═════ Information supplied

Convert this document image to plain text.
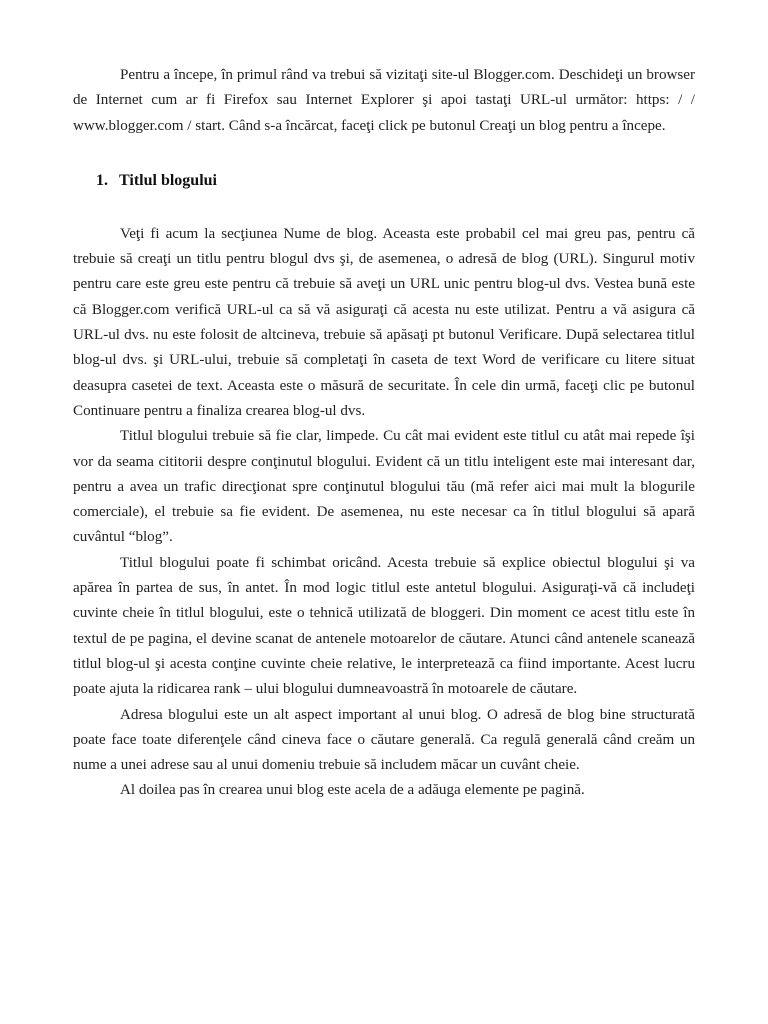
Pentru a începe, în primul rând va trebui să vizitaţi site-ul Blogger.com. Deschideţi un browser de Internet cum ar fi Firefox sau Internet Explorer şi apoi tastaţi URL-ul următor: https: / / www.blogger.com / start. Când s-a încărcat, faceţi click pe butonul Creaţi un blog pentru a începe.

1. Titlul blogului

Veţi fi acum la secţiunea Nume de blog. Aceasta este probabil cel mai greu pas, pentru că trebuie să creaţi un titlu pentru blogul dvs şi, de asemenea, o adresă de blog (URL). Singurul motiv pentru care este greu este pentru că trebuie să aveţi un URL unic pentru blog-ul dvs. Vestea bună este că Blogger.com verifică URL-ul ca să vă asiguraţi că acesta nu este utilizat. Pentru a vă asigura că URL-ul dvs. nu este folosit de altcineva, trebuie să apăsaţi pt butonul Verificare. După selectarea titlul blog-ul dvs. şi URL-ului, trebuie să completaţi în caseta de text Word de verificare cu litere situat deasupra casetei de text. Aceasta este o măsură de securitate. În cele din urmă, faceţi clic pe butonul Continuare pentru a finaliza crearea blog-ul dvs.

Titlul blogului trebuie să fie clar, limpede. Cu cât mai evident este titlul cu atât mai repede îşi vor da seama cititorii despre conţinutul blogului. Evident că un titlu inteligent este mai interesant dar, pentru a avea un trafic direcţionat spre conţinutul blogului tău (mă refer aici mai mult la blogurile comerciale), el trebuie sa fie evident. De asemenea, nu este necesar ca în titlul blogului să apară cuvântul “blog”.

Titlul blogului poate fi schimbat oricând. Acesta trebuie să explice obiectul blogului şi va apărea în partea de sus, în antet. În mod logic titlul este antetul blogului. Asiguraţi-vă că includeţi cuvinte cheie în titlul blogului, este o tehnică utilizată de bloggeri. Din moment ce acest titlu este în textul de pe pagina, el devine scanat de antenele motoarelor de căutare. Atunci când antenele scanează titlul blog-ul şi acesta conţine cuvinte cheie relative, le interpretează ca fiind importante. Acest lucru poate ajuta la ridicarea rank – ului blogului dumneavoastră în motoarele de căutare.

Adresa blogului este un alt aspect important al unui blog. O adresă de blog bine structurată poate face toate diferenţele când cineva face o căutare generală. Ca regulă generală când creăm un nume a unei adrese sau al unui domeniu trebuie să includem măcar un cuvânt cheie.

Al doilea pas în crearea unui blog este acela de a adăuga elemente pe pagină.
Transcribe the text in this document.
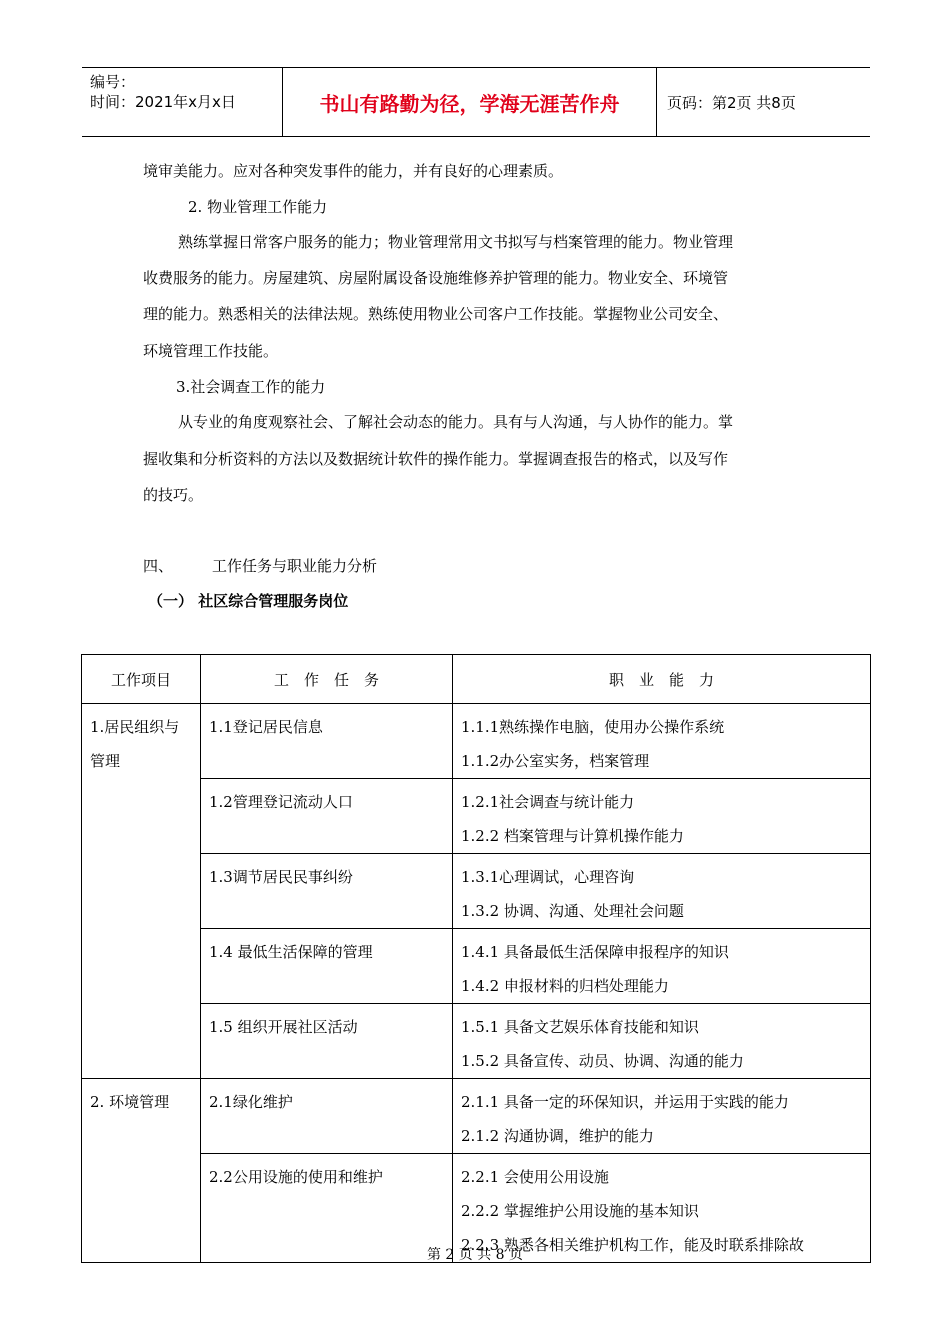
编号：
时间：2021年x月x日	书山有路勤为径，学海无涯苦作舟	页码：第2页 共8页
境审美能力。应对各种突发事件的能力，并有良好的心理素质。
2. 物业管理工作能力
熟练掌握日常客户服务的能力；物业管理常用文书拟写与档案管理的能力。物业管理
收费服务的能力。房屋建筑、房屋附属设备设施维修养护管理的能力。物业安全、环境管
理的能力。熟悉相关的法律法规。熟练使用物业公司客户工作技能。掌握物业公司安全、
环境管理工作技能。
3.社会调查工作的能力
从专业的角度观察社会、了解社会动态的能力。具有与人沟通，与人协作的能力。掌
握收集和分析资料的方法以及数据统计软件的操作能力。掌握调查报告的格式，以及写作
的技巧。
四、	工作任务与职业能力分析
（一） 社区综合管理服务岗位
工作项目	工　作　任　务	职　业　能　力

1.居民组织与管理	1.1登记居民信息	1.1.1熟练操作电脑，使用办公操作系统
1.1.2办公室实务，档案管理

	1.2管理登记流动人口	1.2.1社会调查与统计能力
1.2.2 档案管理与计算机操作能力

	1.3调节居民民事纠纷	1.3.1心理调试，心理咨询
1.3.2 协调、沟通、处理社会问题

	1.4 最低生活保障的管理	1.4.1 具备最低生活保障申报程序的知识
1.4.2 申报材料的归档处理能力

	1.5 组织开展社区活动	1.5.1 具备文艺娱乐体育技能和知识
1.5.2 具备宣传、动员、协调、沟通的能力

2. 环境管理	2.1绿化维护	2.1.1 具备一定的环保知识，并运用于实践的能力
2.1.2 沟通协调，维护的能力

	2.2公用设施的使用和维护	2.2.1 会使用公用设施
2.2.2 掌握维护公用设施的基本知识
2.2.3 熟悉各相关维护机构工作，能及时联系排除故
第 2 页 共 8 页
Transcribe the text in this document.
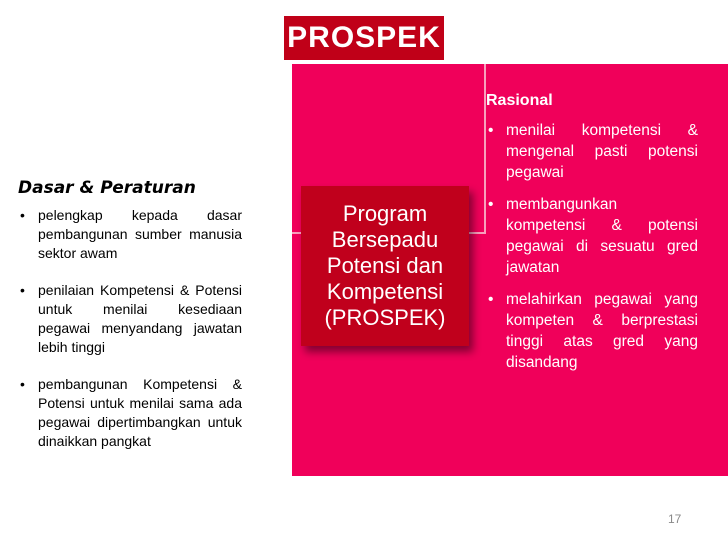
PROSPEK
Program
Bersepadu
Potensi dan
Kompetensi
(PROSPEK)
Rasional
• menilai kompetensi & mengenal pasti potensi pegawai
• membangunkan kompetensi & potensi pegawai di sesuatu gred jawatan
• melahirkan pegawai yang kompeten & berprestasi tinggi atas gred yang disandang
Dasar & Peraturan
• pelengkap kepada dasar pembangunan sumber manusia sektor awam
• penilaian Kompetensi & Potensi untuk menilai kesediaan pegawai menyandang jawatan lebih tinggi
• pembangunan Kompetensi & Potensi untuk menilai sama ada pegawai dipertimbangkan untuk dinaikkan pangkat
17
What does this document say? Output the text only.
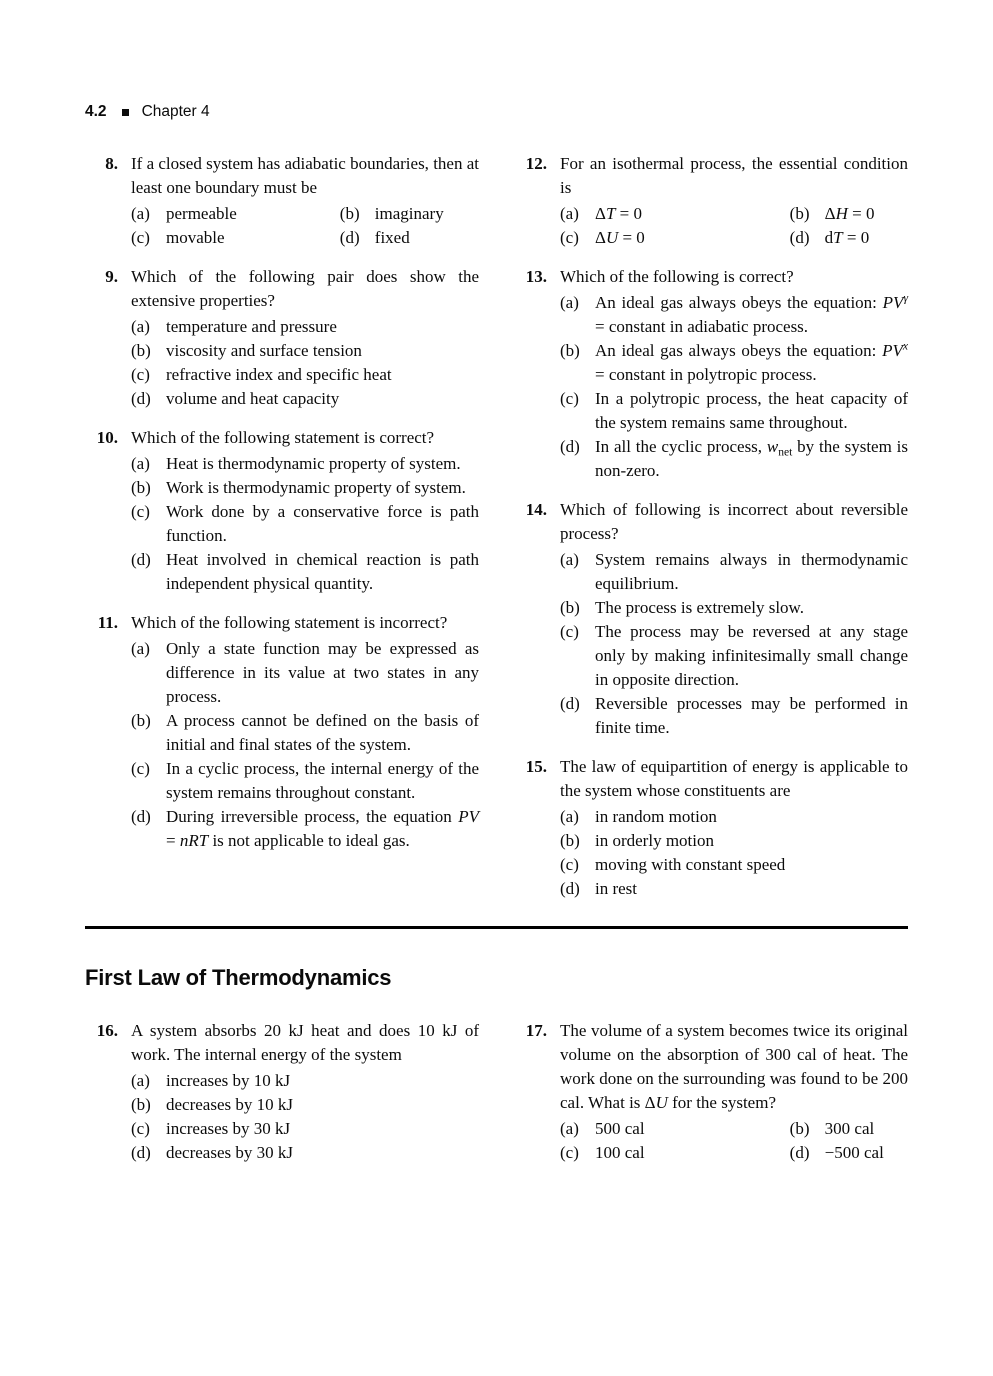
4.2 Chapter 4
8. If a closed system has adiabatic boundaries, then at least one boundary must be
(a) permeable	(b) imaginary
(c) movable	(d) fixed
9. Which of the following pair does show the extensive properties?
(a) temperature and pressure
(b) viscosity and surface tension
(c) refractive index and specific heat
(d) volume and heat capacity
10. Which of the following statement is correct?
(a) Heat is thermodynamic property of system.
(b) Work is thermodynamic property of system.
(c) Work done by a conservative force is path function.
(d) Heat involved in chemical reaction is path independent physical quantity.
11. Which of the following statement is incorrect?
(a) Only a state function may be expressed as difference in its value at two states in any process.
(b) A process cannot be defined on the basis of initial and final states of the system.
(c) In a cyclic process, the internal energy of the system remains throughout constant.
(d) During irreversible process, the equation PV = nRT is not applicable to ideal gas.
12. For an isothermal process, the essential condition is
(a) ΔT = 0	(b) ΔH = 0
(c) ΔU = 0	(d) dT = 0
13. Which of the following is correct?
(a) An ideal gas always obeys the equation: $PV^\gamma$ = constant in adiabatic process.
(b) An ideal gas always obeys the equation: $PV^x$ = constant in polytropic process.
(c) In a polytropic process, the heat capacity of the system remains same throughout.
(d) In all the cyclic process, $w_{net}$ by the system is non-zero.
14. Which of following is incorrect about reversible process?
(a) System remains always in thermodynamic equilibrium.
(b) The process is extremely slow.
(c) The process may be reversed at any stage only by making infinitesimally small change in opposite direction.
(d) Reversible processes may be performed in finite time.
15. The law of equipartition of energy is applicable to the system whose constituents are
(a) in random motion
(b) in orderly motion
(c) moving with constant speed
(d) in rest
First Law of Thermodynamics
16. A system absorbs 20 kJ heat and does 10 kJ of work. The internal energy of the system
(a) increases by 10 kJ
(b) decreases by 10 kJ
(c) increases by 30 kJ
(d) decreases by 30 kJ
17. The volume of a system becomes twice its original volume on the absorption of 300 cal of heat. The work done on the surrounding was found to be 200 cal. What is ΔU for the system?
(a) 500 cal	(b) 300 cal
(c) 100 cal	(d) −500 cal
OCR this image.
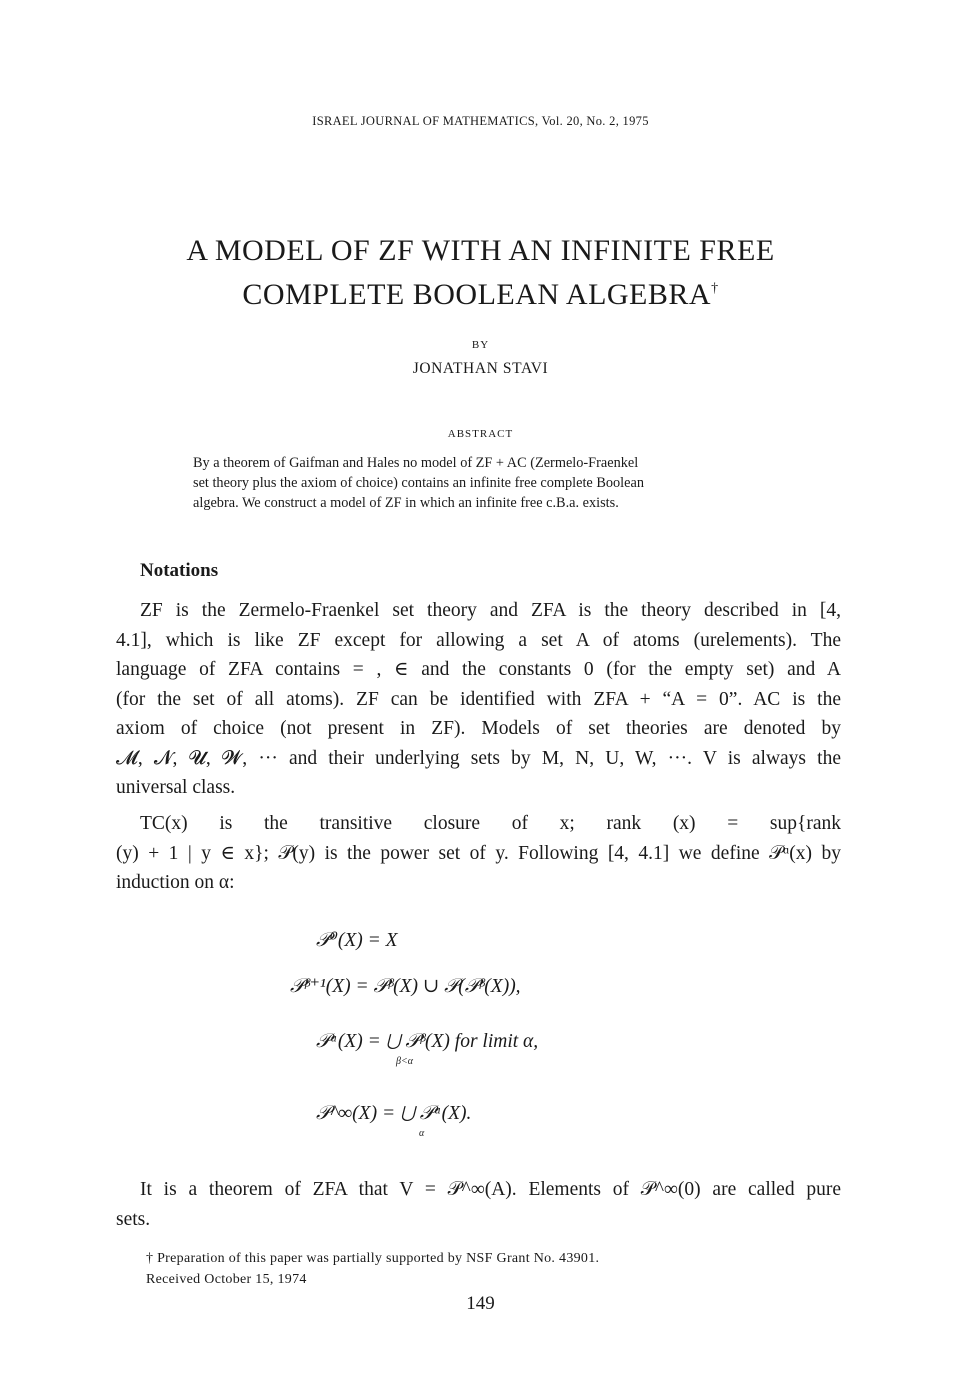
ISRAEL JOURNAL OF MATHEMATICS, Vol. 20, No. 2, 1975
A MODEL OF ZF WITH AN INFINITE FREE
COMPLETE BOOLEAN ALGEBRA†
BY
JONATHAN STAVI
ABSTRACT
By a theorem of Gaifman and Hales no model of ZF + AC (Zermelo-Fraenkel
set theory plus the axiom of choice) contains an infinite free complete Boolean
algebra. We construct a model of ZF in which an infinite free c.B.a. exists.
Notations
ZF is the Zermelo-Fraenkel set theory and ZFA is the theory described in [4,
4.1], which is like ZF except for allowing a set A of atoms (urelements). The
language of ZFA contains = , ∈ and the constants 0 (for the empty set) and A
(for the set of all atoms). ZF can be identified with ZFA + “A = 0”. AC is the
axiom of choice (not present in ZF). Models of set theories are denoted by
𝓜, 𝓝, 𝓤, 𝓦, ··· and their underlying sets by M, N, U, W, ···. V is always the
universal class.
TC(x) is the transitive closure of x; rank (x) = sup{rank
(y) + 1 | y ∈ x}; 𝒫(y) is the power set of y. Following [4, 4.1] we define 𝒫ᵅ(x) by
induction on α:
𝒫⁰(X) = X
𝒫ᵝ⁺¹(X) = 𝒫ᵝ(X) ∪ 𝒫(𝒫ᵝ(X)),
𝒫ᵅ(X) = ⋃ 𝒫ᵝ(X) for limit α,
β<α
𝒫^∞(X) = ⋃ 𝒫ᵅ(X).
α
It is a theorem of ZFA that V = 𝒫^∞(A). Elements of 𝒫^∞(0) are called pure
sets.
† Preparation of this paper was partially supported by NSF Grant No. 43901.
Received October 15, 1974
149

══════════

• _Brief_:
Where a line holds "crearea", copy that line.

• _Expected answer_:
Veţi fi acum la secţiunea Nume de blog. Aceasta este probabil cel mai greu pas, pentru că trebuie să creaţi un titlu pentru blogul dvs şi, de asemenea, o adresă de blog (URL). Singurul motiv pentru care este greu este pentru că trebuie să aveţi un URL unic pentru blog-ul dvs. Vestea bună este că Blogger.com verifică URL-ul ca să vă asiguraţi că acesta nu este utilizat. Pentru a vă asigura că URL-ul dvs. nu este folosit de altcineva, trebuie să apăsaţi pt butonul Verificare. După selectarea titlul blog-ul dvs. şi URL-ului, trebuie să completaţi în caseta de text Word de verificare cu litere situat deasupra casetei de text. Aceasta este o măsură de securitate. În cele din urmă, faceţi clic pe butonul Continuare pentru a finaliza crearea blog-ul dvs.
Al doilea pas în crearea unui blog este acela de a adăuga elemente pe pagină.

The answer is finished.